» **SET TASK**:
Write out the material exactly, leaving every picture behind.

━━━━

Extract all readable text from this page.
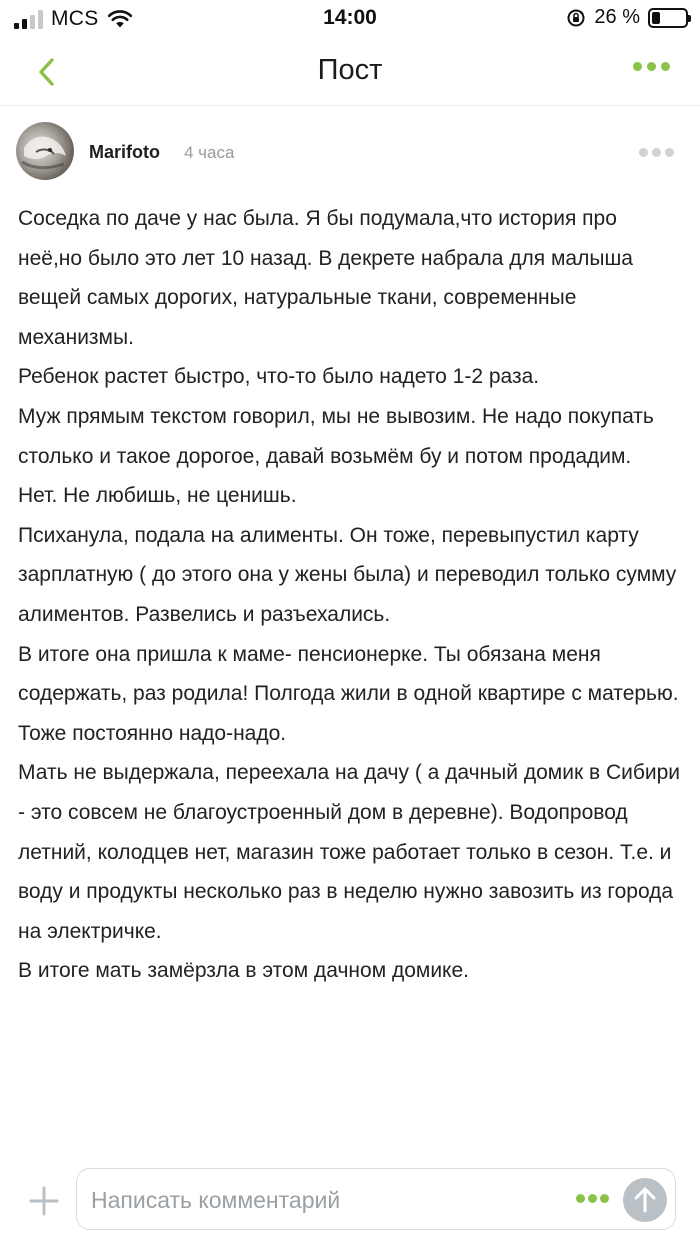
MCS	14:00	26 %
Пост
Marifoto 4 часа

Соседка по даче у нас была. Я бы подумала,что история про неё,но было это лет 10 назад. В декрете набрала для малыша вещей самых дорогих, натуральные ткани, современные механизмы.

Ребенок растет быстро, что-то было надето 1-2 раза.

Муж прямым текстом говорил, мы не вывозим. Не надо покупать столько и такое дорогое, давай возьмём бу и потом продадим.

Нет. Не любишь, не ценишь.

Психанула, подала на алименты. Он тоже, перевыпустил карту зарплатную ( до этого она у жены была) и переводил только сумму алиментов. Развелись и разъехались.

В итоге она пришла к маме- пенсионерке. Ты обязана меня содержать, раз родила! Полгода жили в одной квартире с матерью. Тоже постоянно надо-надо.

Мать не выдержала, переехала на дачу ( а дачный домик в Сибири - это совсем не благоустроенный дом в деревне). Водопровод летний, колодцев нет, магазин тоже работает только в сезон. Т.е. и воду и продукты несколько раз в неделю нужно завозить из города на электричке.

В итоге мать замёрзла в этом дачном домике.

Написать комментарий
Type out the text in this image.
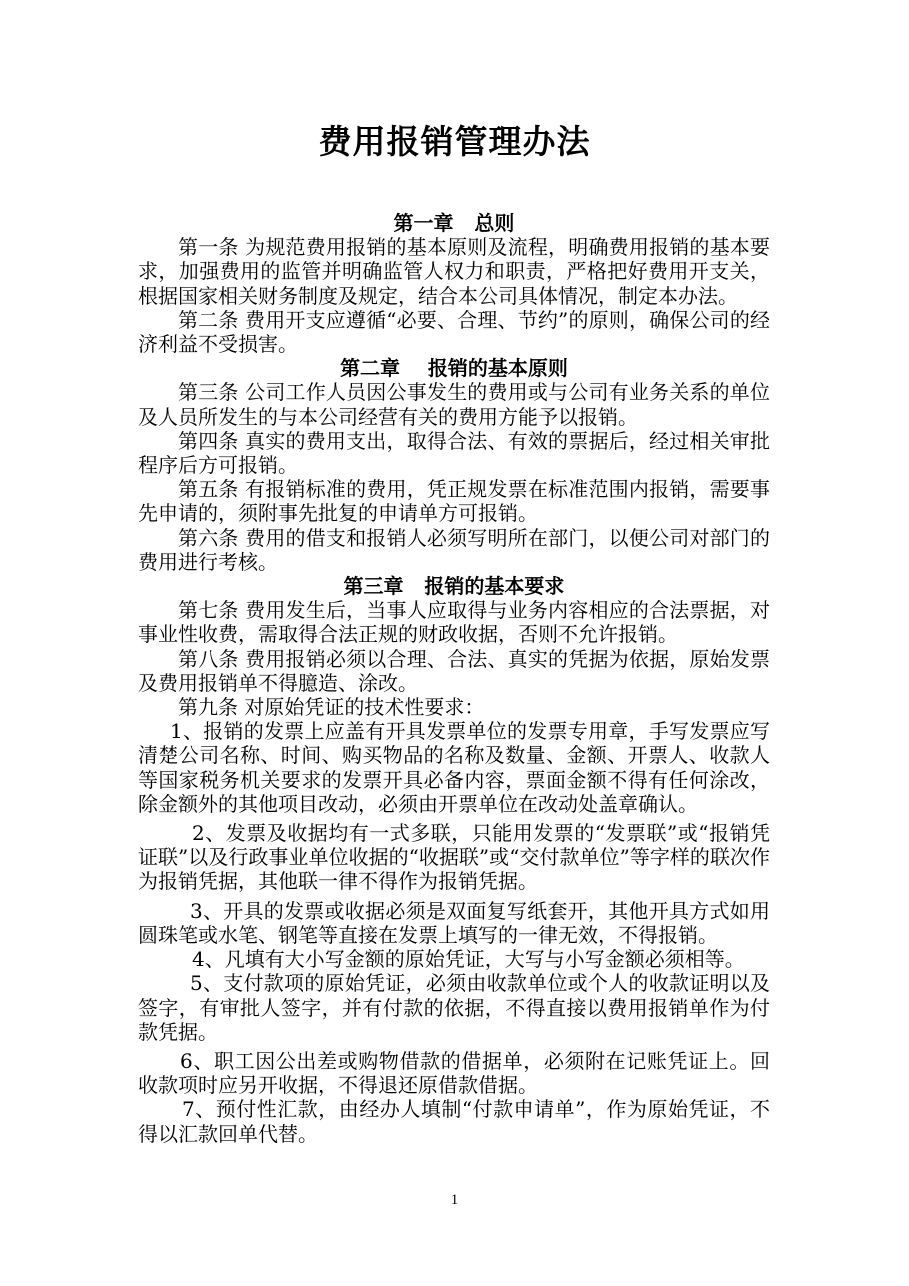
费用报销管理办法
第一章   总则

第一条 为规范费用报销的基本原则及流程，明确费用报销的基本要求，加强费用的监管并明确监管人权力和职责，严格把好费用开支关，根据国家相关财务制度及规定，结合本公司具体情况，制定本办法。

第二条 费用开支应遵循“必要、合理、节约”的原则，确保公司的经济利益不受损害。

第二章    报销的基本原则

第三条 公司工作人员因公事发生的费用或与公司有业务关系的单位及人员所发生的与本公司经营有关的费用方能予以报销。

第四条 真实的费用支出，取得合法、有效的票据后，经过相关审批程序后方可报销。

第五条 有报销标准的费用，凭正规发票在标准范围内报销，需要事先申请的，须附事先批复的申请单方可报销。

第六条 费用的借支和报销人必须写明所在部门，以便公司对部门的费用进行考核。

第三章   报销的基本要求

第七条 费用发生后，当事人应取得与业务内容相应的合法票据，对事业性收费，需取得合法正规的财政收据，否则不允许报销。

第八条 费用报销必须以合理、合法、真实的凭据为依据，原始发票及费用报销单不得臆造、涂改。

第九条 对原始凭证的技术性要求：

1、报销的发票上应盖有开具发票单位的发票专用章，手写发票应写清楚公司名称、时间、购买物品的名称及数量、金额、开票人、收款人等国家税务机关要求的发票开具必备内容，票面金额不得有任何涂改，除金额外的其他项目改动，必须由开票单位在改动处盖章确认。

2、发票及收据均有一式多联，只能用发票的“发票联”或“报销凭证联”以及行政事业单位收据的“收据联”或“交付款单位”等字样的联次作为报销凭据，其他联一律不得作为报销凭据。

3、开具的发票或收据必须是双面复写纸套开，其他开具方式如用圆珠笔或水笔、钢笔等直接在发票上填写的一律无效，不得报销。

4、凡填有大小写金额的原始凭证，大写与小写金额必须相等。

5、支付款项的原始凭证，必须由收款单位或个人的收款证明以及签字，有审批人签字，并有付款的依据，不得直接以费用报销单作为付款凭据。

6、职工因公出差或购物借款的借据单，必须附在记账凭证上。回收款项时应另开收据，不得退还原借款借据。

7、预付性汇款，由经办人填制“付款申请单”，作为原始凭证，不得以汇款回单代替。

1
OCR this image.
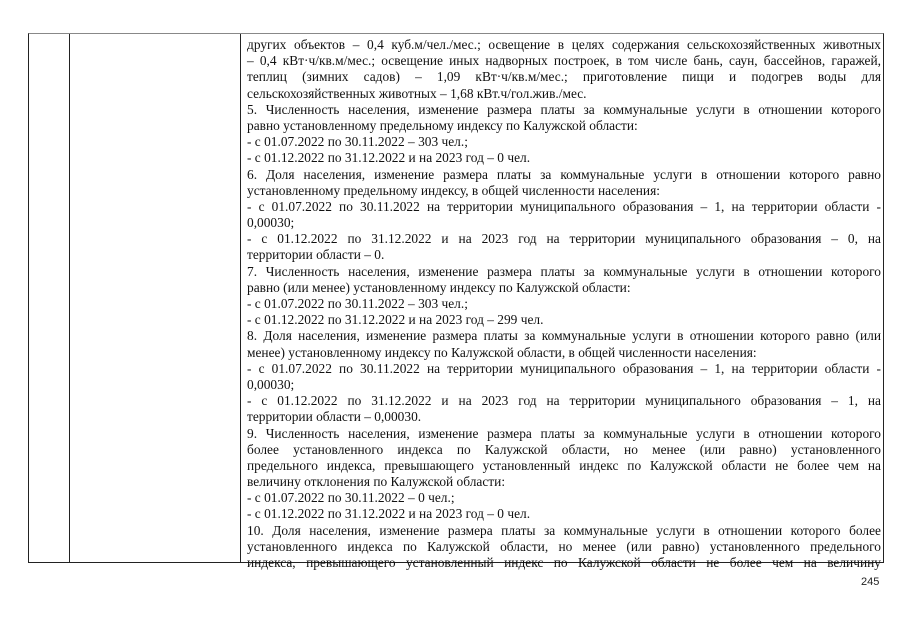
других объектов – 0,4 куб.м/чел./мес.; освещение в целях содержания сельскохозяйственных животных
– 0,4 кВт·ч/кв.м/мес.; освещение иных надворных построек, в том числе бань, саун, бассейнов, гаражей,
теплиц (зимних садов) – 1,09 кВт·ч/кв.м/мес.; приготовление пищи и подогрев воды для
сельскохозяйственных животных – 1,68 кВт.ч/гол.жив./мес.
5. Численность населения, изменение размера платы за коммунальные услуги в отношении которого
равно установленному предельному индексу по Калужской области:
- с 01.07.2022 по 30.11.2022 – 303 чел.;
- с 01.12.2022 по 31.12.2022 и на 2023 год – 0 чел.
6. Доля населения, изменение размера платы за коммунальные услуги в отношении которого равно
установленному предельному индексу, в общей численности населения:
- с 01.07.2022 по 30.11.2022 на территории муниципального образования – 1, на территории области -
0,00030;
- с 01.12.2022 по 31.12.2022 и на 2023 год на территории муниципального образования – 0, на
территории области – 0.
7. Численность населения, изменение размера платы за коммунальные услуги в отношении которого
равно (или менее) установленному индексу по Калужской области:
- с 01.07.2022 по 30.11.2022 – 303 чел.;
- с 01.12.2022 по 31.12.2022 и на 2023 год – 299 чел.
8. Доля населения, изменение размера платы за коммунальные услуги в отношении которого равно (или
менее) установленному индексу по Калужской области, в общей численности населения:
- с 01.07.2022 по 30.11.2022 на территории муниципального образования – 1, на территории области -
0,00030;
- с 01.12.2022 по 31.12.2022 и на 2023 год на территории муниципального образования – 1, на
территории области – 0,00030.
9. Численность населения, изменение размера платы за коммунальные услуги в отношении которого
более установленного индекса по Калужской области, но менее (или равно) установленного
предельного индекса, превышающего установленный индекс по Калужской области не более чем на
величину отклонения по Калужской области:
- с 01.07.2022 по 30.11.2022 – 0 чел.;
- с 01.12.2022 по 31.12.2022 и на 2023 год – 0 чел.
10. Доля населения, изменение размера платы за коммунальные услуги в отношении которого более
установленного индекса по Калужской области, но менее (или равно) установленного предельного
индекса, превышающего установленный индекс по Калужской области не более чем на величину
245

━━━━

» **ANSWER FOR THE TASK**:
Extract all readable text from this page.
MCS	14:00	26 %
Пост
Marifoto 4 часа

Соседка по даче у нас была. Я бы подумала,что история про неё,но было это лет 10 назад. В декрете набрала для малыша вещей самых дорогих, натуральные ткани, современные механизмы.

Ребенок растет быстро, что-то было надето 1-2 раза.

Муж прямым текстом говорил, мы не вывозим. Не надо покупать столько и такое дорогое, давай возьмём бу и потом продадим.

Нет. Не любишь, не ценишь.

Психанула, подала на алименты. Он тоже, перевыпустил карту зарплатную ( до этого она у жены была) и переводил только сумму алиментов. Развелись и разъехались.

В итоге она пришла к маме- пенсионерке. Ты обязана меня содержать, раз родила! Полгода жили в одной квартире с матерью. Тоже постоянно надо-надо.

Мать не выдержала, переехала на дачу ( а дачный домик в Сибири - это совсем не благоустроенный дом в деревне). Водопровод летний, колодцев нет, магазин тоже работает только в сезон. Т.е. и воду и продукты несколько раз в неделю нужно завозить из города на электричке.

В итоге мать замёрзла в этом дачном домике.

Написать комментарий
Type out the text in this image.
费用报销管理办法
第一章   总则

第一条 为规范费用报销的基本原则及流程，明确费用报销的基本要求，加强费用的监管并明确监管人权力和职责，严格把好费用开支关，根据国家相关财务制度及规定，结合本公司具体情况，制定本办法。

第二条 费用开支应遵循“必要、合理、节约”的原则，确保公司的经济利益不受损害。

第二章    报销的基本原则

第三条 公司工作人员因公事发生的费用或与公司有业务关系的单位及人员所发生的与本公司经营有关的费用方能予以报销。

第四条 真实的费用支出，取得合法、有效的票据后，经过相关审批程序后方可报销。

第五条 有报销标准的费用，凭正规发票在标准范围内报销，需要事先申请的，须附事先批复的申请单方可报销。

第六条 费用的借支和报销人必须写明所在部门，以便公司对部门的费用进行考核。

第三章   报销的基本要求

第七条 费用发生后，当事人应取得与业务内容相应的合法票据，对事业性收费，需取得合法正规的财政收据，否则不允许报销。

第八条 费用报销必须以合理、合法、真实的凭据为依据，原始发票及费用报销单不得臆造、涂改。

第九条 对原始凭证的技术性要求：

1、报销的发票上应盖有开具发票单位的发票专用章，手写发票应写清楚公司名称、时间、购买物品的名称及数量、金额、开票人、收款人等国家税务机关要求的发票开具必备内容，票面金额不得有任何涂改，除金额外的其他项目改动，必须由开票单位在改动处盖章确认。

2、发票及收据均有一式多联，只能用发票的“发票联”或“报销凭证联”以及行政事业单位收据的“收据联”或“交付款单位”等字样的联次作为报销凭据，其他联一律不得作为报销凭据。

3、开具的发票或收据必须是双面复写纸套开，其他开具方式如用圆珠笔或水笔、钢笔等直接在发票上填写的一律无效，不得报销。

4、凡填有大小写金额的原始凭证，大写与小写金额必须相等。

5、支付款项的原始凭证，必须由收款单位或个人的收款证明以及签字，有审批人签字，并有付款的依据，不得直接以费用报销单作为付款凭据。

6、职工因公出差或购物借款的借据单，必须附在记账凭证上。回收款项时应另开收据，不得退还原借款借据。

7、预付性汇款，由经办人填制“付款申请单”，作为原始凭证，不得以汇款回单代替。

1
OCR this image.
других объектов – 0,4 куб.м/чел./мес.; освещение в целях содержания сельскохозяйственных животных
– 0,4 кВт·ч/кв.м/мес.; освещение иных надворных построек, в том числе бань, саун, бассейнов, гаражей,
теплиц (зимних садов) – 1,09 кВт·ч/кв.м/мес.; приготовление пищи и подогрев воды для
сельскохозяйственных животных – 1,68 кВт.ч/гол.жив./мес.
5. Численность населения, изменение размера платы за коммунальные услуги в отношении которого
равно установленному предельному индексу по Калужской области:
- с 01.07.2022 по 30.11.2022 – 303 чел.;
- с 01.12.2022 по 31.12.2022 и на 2023 год – 0 чел.
6. Доля населения, изменение размера платы за коммунальные услуги в отношении которого равно
установленному предельному индексу, в общей численности населения:
- с 01.07.2022 по 30.11.2022 на территории муниципального образования – 1, на территории области -
0,00030;
- с 01.12.2022 по 31.12.2022 и на 2023 год на территории муниципального образования – 0, на
территории области – 0.
7. Численность населения, изменение размера платы за коммунальные услуги в отношении которого
равно (или менее) установленному индексу по Калужской области:
- с 01.07.2022 по 30.11.2022 – 303 чел.;
- с 01.12.2022 по 31.12.2022 и на 2023 год – 299 чел.
8. Доля населения, изменение размера платы за коммунальные услуги в отношении которого равно (или
менее) установленному индексу по Калужской области, в общей численности населения:
- с 01.07.2022 по 30.11.2022 на территории муниципального образования – 1, на территории области -
0,00030;
- с 01.12.2022 по 31.12.2022 и на 2023 год на территории муниципального образования – 1, на
территории области – 0,00030.
9. Численность населения, изменение размера платы за коммунальные услуги в отношении которого
более установленного индекса по Калужской области, но менее (или равно) установленного
предельного индекса, превышающего установленный индекс по Калужской области не более чем на
величину отклонения по Калужской области:
- с 01.07.2022 по 30.11.2022 – 0 чел.;
- с 01.12.2022 по 31.12.2022 и на 2023 год – 0 чел.
10. Доля населения, изменение размера платы за коммунальные услуги в отношении которого более
установленного индекса по Калужской области, но менее (или равно) установленного предельного
индекса, превышающего установленный индекс по Калужской области не более чем на величину
245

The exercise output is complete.